(Layout records)
##############################

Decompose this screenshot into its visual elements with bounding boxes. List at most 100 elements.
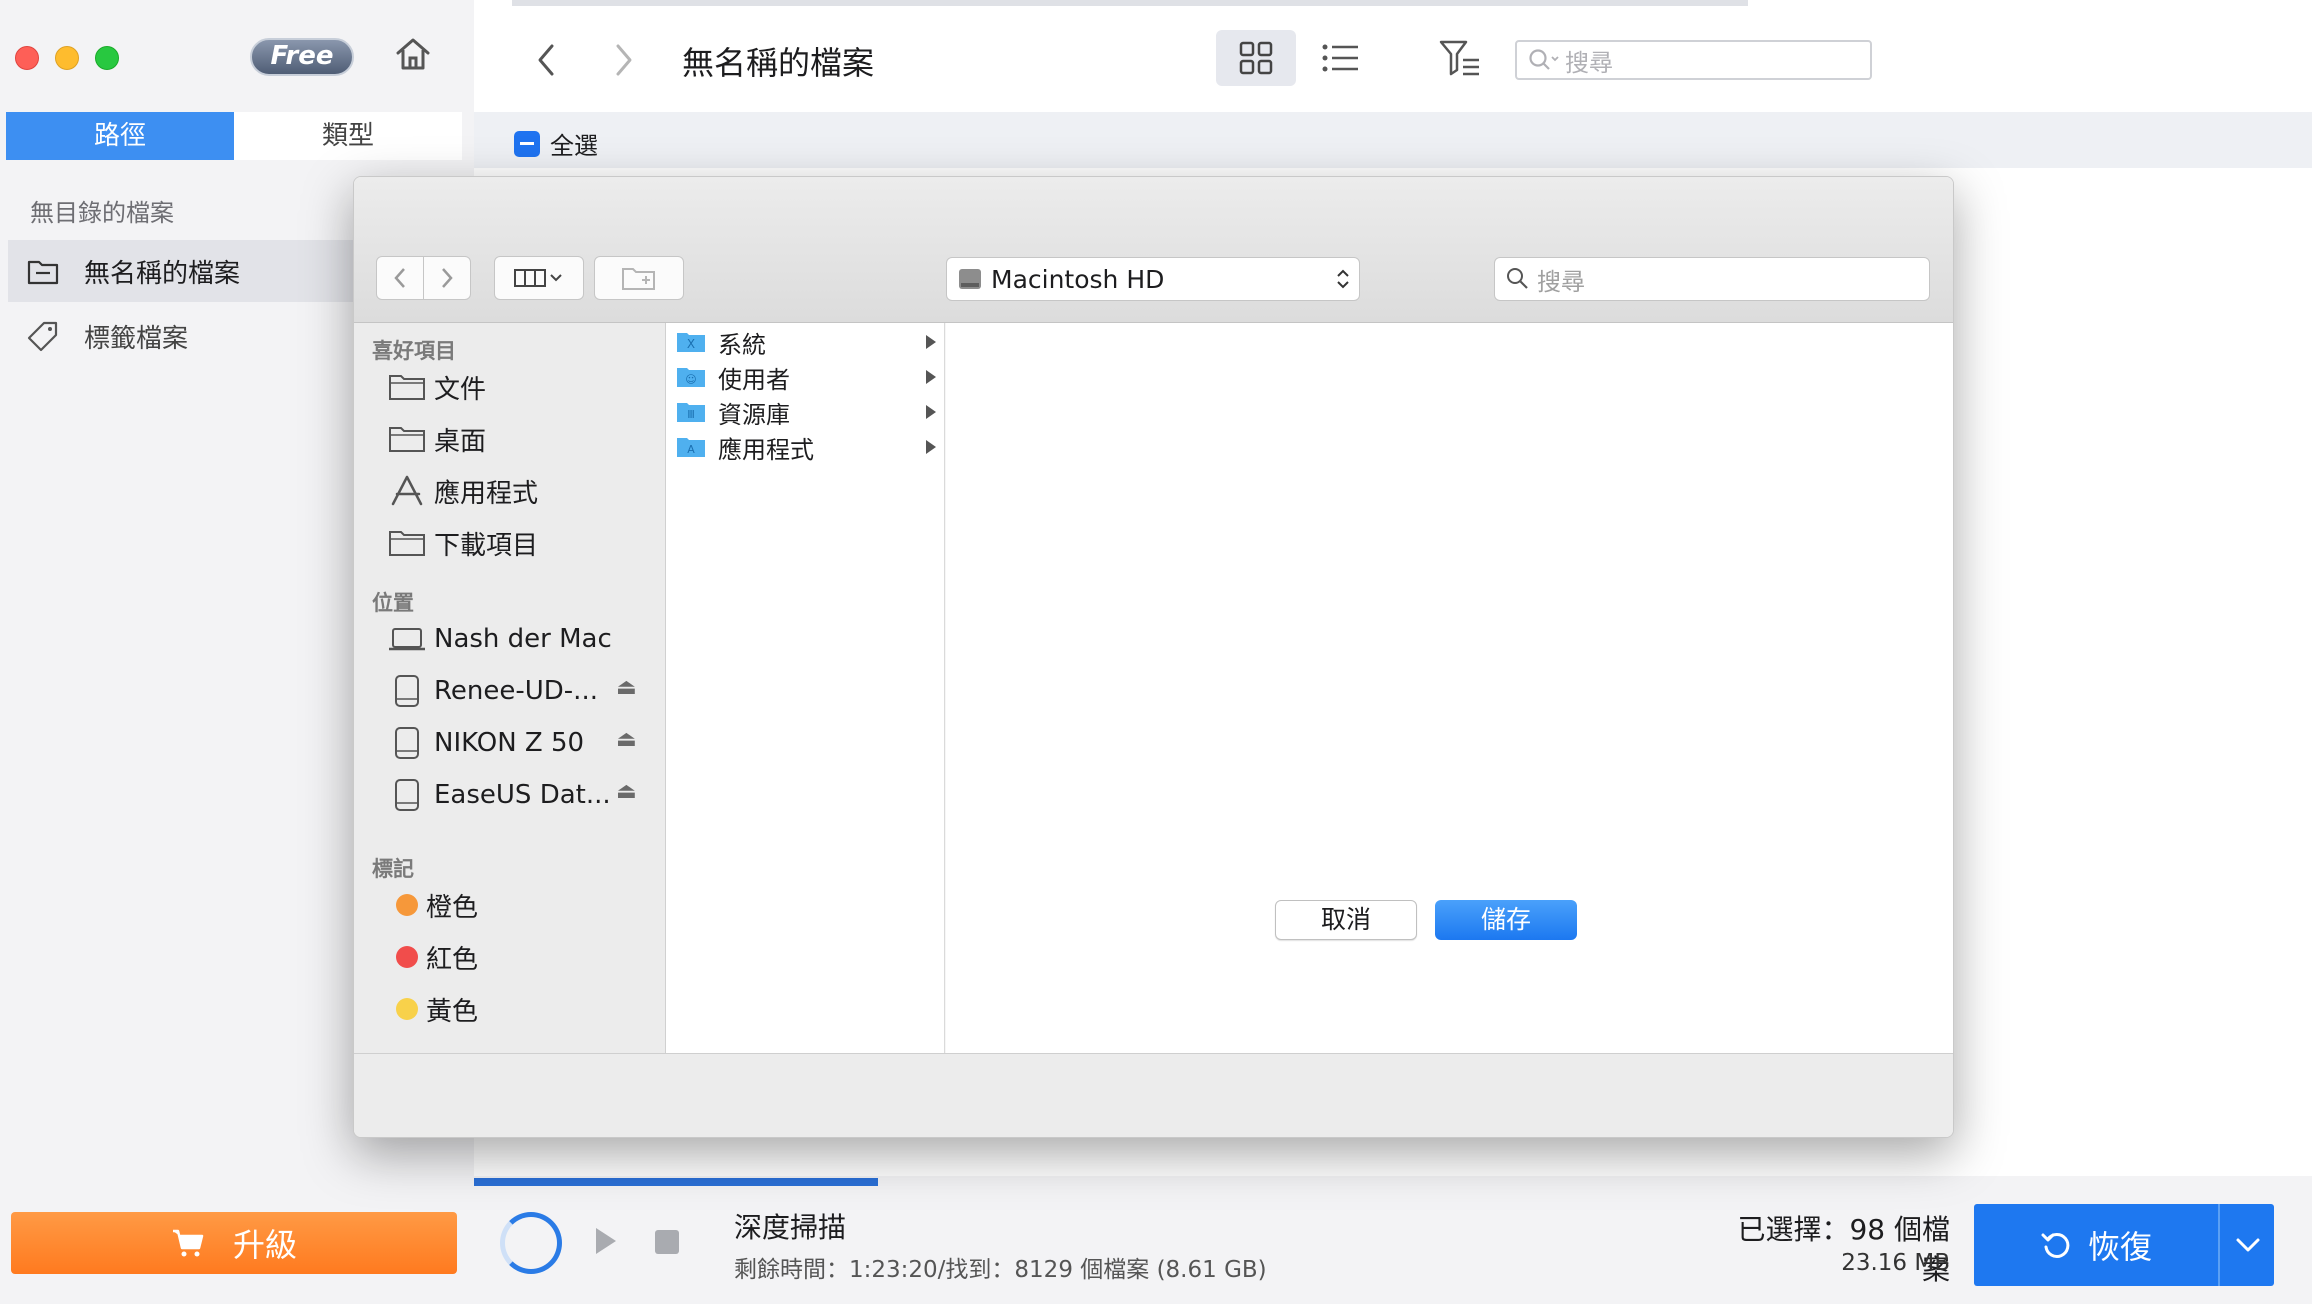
sidebar-item-applications[interactable]: 應用程式 [388,469,538,513]
location-popup[interactable]: Macintosh HD [946,257,1360,301]
svg-text:A: A [687,443,695,456]
tags-heading: 標記 [372,857,414,881]
cart-icon [172,1229,204,1257]
scan-title: 深度掃描 [734,1211,847,1244]
list-item[interactable]: ☺ 使用者 [676,360,936,394]
recover-button-group: 恢復 [1974,1204,2274,1286]
dialog-toolbar: Macintosh HD 搜尋 [354,177,1953,323]
chevron-down-icon [2236,1238,2260,1252]
library-folder-icon: Ⅲ [676,401,706,423]
sidebar-item-renee[interactable]: Renee-UD-... [388,669,598,713]
sidebar-tag-yellow[interactable]: 黃色 [388,987,478,1031]
disclosure-arrow-icon [926,335,936,349]
select-all-label: 全選 [550,132,598,160]
filter-icon[interactable] [1438,38,1482,78]
save-button[interactable]: 儲存 [1435,900,1577,940]
dialog-search-placeholder: 搜尋 [1537,267,1585,296]
scan-detail: 剩餘時間：1:23:20/找到：8129 個檔案 (8.61 GB) [734,1257,1267,1283]
sidebar-tag-red[interactable]: 紅色 [388,935,478,979]
recover-button[interactable]: 恢復 [1974,1204,2220,1286]
close-window-button[interactable] [15,46,39,70]
svg-text:Ⅲ: Ⅲ [687,408,695,421]
svg-text:X: X [687,337,695,351]
upgrade-label: 升級 [232,1226,297,1264]
favorites-heading: 喜好項目 [372,339,456,363]
sidebar-item-label: 黃色 [426,996,479,1027]
zoom-window-button[interactable] [95,46,119,70]
sidebar-item-label: NIKON Z 50 [434,728,585,758]
tab-path[interactable]: 路徑 [6,112,234,160]
restore-icon [2041,1232,2070,1258]
dialog-back-button[interactable] [376,256,424,300]
sidebar-item-label: EaseUS Dat... [434,780,611,810]
chevron-left-icon [394,268,405,288]
sidebar-item-label: 無名稱的檔案 [84,258,241,289]
stop-icon[interactable] [655,1230,679,1254]
sidebar-item-nikon[interactable]: NIKON Z 50 [388,721,584,765]
back-chevron-icon[interactable] [534,40,558,80]
disclosure-arrow-icon [926,405,936,419]
chevron-right-icon [442,268,453,288]
recover-label: 恢復 [2087,1228,2152,1266]
eject-icon[interactable]: ⏏ [616,779,637,804]
locations-heading: 位置 [372,591,414,615]
sidebar-item-documents[interactable]: 文件 [388,365,486,409]
browser-column-empty [946,323,1953,1053]
list-item[interactable]: X 系統 [676,325,936,359]
sidebar-item-label: 標籤檔案 [84,323,189,354]
list-item-label: 系統 [718,330,766,359]
sidebar-item-nash-mac[interactable]: Nash der Mac [388,617,612,661]
list-icon [1322,44,1358,72]
forward-chevron-icon[interactable] [612,40,636,80]
sidebar-item-label: 橙色 [426,892,479,923]
dialog-forward-button[interactable] [423,256,471,300]
recover-options-button[interactable] [2222,1204,2274,1286]
upgrade-button[interactable]: 升級 [11,1212,457,1274]
grid-icon [1239,41,1273,75]
free-badge[interactable]: Free [250,38,354,76]
cancel-button[interactable]: 取消 [1275,900,1417,940]
updown-chevron-icon [1337,269,1349,289]
select-all-checkbox[interactable]: 全選 [514,126,598,161]
new-folder-button[interactable] [594,256,684,300]
sidebar-item-label: 文件 [434,374,487,405]
grid-view-button[interactable] [1216,30,1296,86]
checkbox-icon [514,130,540,157]
eject-icon[interactable]: ⏏ [616,727,637,752]
search-input[interactable]: 搜尋 [1515,40,1872,80]
orange-tag-icon [396,894,418,916]
selected-count: 已選擇：98 個檔案 [1737,1213,1950,1286]
home-icon[interactable] [393,34,433,74]
selected-size: 23.16 MB [1841,1250,1950,1276]
list-item[interactable]: Ⅲ 資源庫 [676,395,936,429]
minimize-window-button[interactable] [55,46,79,70]
sidebar-item-label: 應用程式 [434,478,539,509]
sidebar-item-easeus[interactable]: EaseUS Dat... [388,773,611,817]
play-icon[interactable] [596,1228,616,1254]
folder-icon [388,422,426,456]
list-item[interactable]: A 應用程式 [676,430,936,464]
dialog-search-input[interactable]: 搜尋 [1494,257,1930,301]
sidebar-item-desktop[interactable]: 桌面 [388,417,486,461]
search-placeholder: 搜尋 [1565,48,1613,77]
search-icon [1529,49,1559,70]
sidebar-item-downloads[interactable]: 下載項目 [388,521,538,565]
browser-column: X 系統 ☺ 使用者 Ⅲ 資源庫 A 應用程式 [666,323,945,1053]
top-divider [512,0,1748,6]
eject-icon[interactable]: ⏏ [616,675,637,700]
scan-progress-bar [474,1178,878,1186]
sidebar-heading: 無目錄的檔案 [30,199,174,227]
sidebar-item-label: 下載項目 [434,530,539,561]
laptop-icon [388,622,426,656]
view-mode-button[interactable] [494,256,584,300]
tab-type[interactable]: 類型 [234,112,462,160]
list-view-button[interactable] [1316,30,1366,86]
sidebar-tag-orange[interactable]: 橙色 [388,883,478,927]
selection-bar [474,112,2312,168]
folder-icon [26,254,60,288]
sidebar-item-label: 桌面 [434,426,487,457]
apps-icon [388,474,426,508]
list-item-label: 使用者 [718,365,790,394]
sidebar-item-label: Nash der Mac [434,624,612,654]
applications-folder-icon: A [676,436,706,458]
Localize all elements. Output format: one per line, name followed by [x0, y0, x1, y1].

##############################

WHAT YOU SHOULD DO: Update the material above, changing each "sidebar-item-label" to "sidebar-entry-label" and keeping everything else the same. Omit the pictures from your answer.

TASK RESPONSE:
Decompose this screenshot into its visual elements with bounding boxes. List at most 100 elements.
sidebar-item-applications[interactable]: 應用程式 [388,469,538,513]
location-popup[interactable]: Macintosh HD [946,257,1360,301]
svg-text:A: A [687,443,695,456]
tags-heading: 標記 [372,857,414,881]
cart-icon [172,1229,204,1257]
scan-title: 深度掃描 [734,1211,847,1244]
list-item[interactable]: ☺ 使用者 [676,360,936,394]
recover-button-group: 恢復 [1974,1204,2274,1286]
dialog-toolbar: Macintosh HD 搜尋 [354,177,1953,323]
chevron-down-icon [2236,1238,2260,1252]
library-folder-icon: Ⅲ [676,401,706,423]
sidebar-item-renee[interactable]: Renee-UD-... [388,669,598,713]
sidebar-tag-yellow[interactable]: 黃色 [388,987,478,1031]
disclosure-arrow-icon [926,335,936,349]
select-all-label: 全選 [550,132,598,160]
filter-icon[interactable] [1438,38,1482,78]
save-button[interactable]: 儲存 [1435,900,1577,940]
dialog-search-placeholder: 搜尋 [1537,267,1585,296]
scan-detail: 剩餘時間：1:23:20/找到：8129 個檔案 (8.61 GB) [734,1257,1267,1283]
sidebar-tag-red[interactable]: 紅色 [388,935,478,979]
recover-button[interactable]: 恢復 [1974,1204,2220,1286]
close-window-button[interactable] [15,46,39,70]
svg-text:Ⅲ: Ⅲ [687,408,695,421]
svg-text:X: X [687,337,695,351]
upgrade-label: 升級 [232,1226,297,1264]
favorites-heading: 喜好項目 [372,339,456,363]
sidebar-entry-label: 黃色 [426,996,479,1027]
zoom-window-button[interactable] [95,46,119,70]
sidebar-entry-label: NIKON Z 50 [434,728,585,758]
tab-path[interactable]: 路徑 [6,112,234,160]
restore-icon [2041,1232,2070,1258]
dialog-back-button[interactable] [376,256,424,300]
sidebar-entry-label: EaseUS Dat... [434,780,611,810]
chevron-left-icon [394,268,405,288]
sidebar-entry-label: 無名稱的檔案 [84,258,241,289]
stop-icon[interactable] [655,1230,679,1254]
sidebar-item-nikon[interactable]: NIKON Z 50 [388,721,584,765]
back-chevron-icon[interactable] [534,40,558,80]
disclosure-arrow-icon [926,405,936,419]
chevron-right-icon [442,268,453,288]
recover-label: 恢復 [2087,1228,2152,1266]
eject-icon[interactable]: ⏏ [616,779,637,804]
locations-heading: 位置 [372,591,414,615]
sidebar-item-documents[interactable]: 文件 [388,365,486,409]
browser-column-empty [946,323,1953,1053]
list-item[interactable]: X 系統 [676,325,936,359]
sidebar-entry-label: 標籤檔案 [84,323,189,354]
list-item-label: 系統 [718,330,766,359]
sidebar-item-nash-mac[interactable]: Nash der Mac [388,617,612,661]
list-icon [1322,44,1358,72]
forward-chevron-icon[interactable] [612,40,636,80]
sidebar-entry-label: 橙色 [426,892,479,923]
dialog-forward-button[interactable] [423,256,471,300]
recover-options-button[interactable] [2222,1204,2274,1286]
upgrade-button[interactable]: 升級 [11,1212,457,1274]
grid-icon [1239,41,1273,75]
free-badge[interactable]: Free [250,38,354,76]
cancel-button[interactable]: 取消 [1275,900,1417,940]
updown-chevron-icon [1337,269,1349,289]
select-all-checkbox[interactable]: 全選 [514,126,598,161]
new-folder-button[interactable] [594,256,684,300]
sidebar-entry-label: 文件 [434,374,487,405]
grid-view-button[interactable] [1216,30,1296,86]
checkbox-icon [514,130,540,157]
eject-icon[interactable]: ⏏ [616,727,637,752]
search-input[interactable]: 搜尋 [1515,40,1872,80]
orange-tag-icon [396,894,418,916]
selected-count: 已選擇：98 個檔案 [1737,1213,1950,1286]
home-icon[interactable] [393,34,433,74]
selected-size: 23.16 MB [1841,1250,1950,1276]
list-item[interactable]: Ⅲ 資源庫 [676,395,936,429]
minimize-window-button[interactable] [55,46,79,70]
sidebar-entry-label: 應用程式 [434,478,539,509]
sidebar-item-easeus[interactable]: EaseUS Dat... [388,773,611,817]
play-icon[interactable] [596,1228,616,1254]
folder-icon [388,422,426,456]
list-item[interactable]: A 應用程式 [676,430,936,464]
dialog-search-input[interactable]: 搜尋 [1494,257,1930,301]
sidebar-item-desktop[interactable]: 桌面 [388,417,486,461]
search-placeholder: 搜尋 [1565,48,1613,77]
search-icon [1529,49,1559,70]
sidebar-item-downloads[interactable]: 下載項目 [388,521,538,565]
browser-column: X 系統 ☺ 使用者 Ⅲ 資源庫 A 應用程式 [666,323,945,1053]
top-divider [512,0,1748,6]
eject-icon[interactable]: ⏏ [616,675,637,700]
scan-progress-bar [474,1178,878,1186]
sidebar-heading: 無目錄的檔案 [30,199,174,227]
sidebar-entry-label: 下載項目 [434,530,539,561]
laptop-icon [388,622,426,656]
view-mode-button[interactable] [494,256,584,300]
tab-type[interactable]: 類型 [234,112,462,160]
list-view-button[interactable] [1316,30,1366,86]
sidebar-tag-orange[interactable]: 橙色 [388,883,478,927]
selection-bar [474,112,2312,168]
folder-icon [26,254,60,288]
sidebar-entry-label: 桌面 [434,426,487,457]
apps-icon [388,474,426,508]
list-item-label: 使用者 [718,365,790,394]
sidebar-entry-label: Nash der Mac [434,624,612,654]
applications-folder-icon: A [676,436,706,458]
Localize all elements. Output format: one per line, name followed by [x0, y0, x1, y1].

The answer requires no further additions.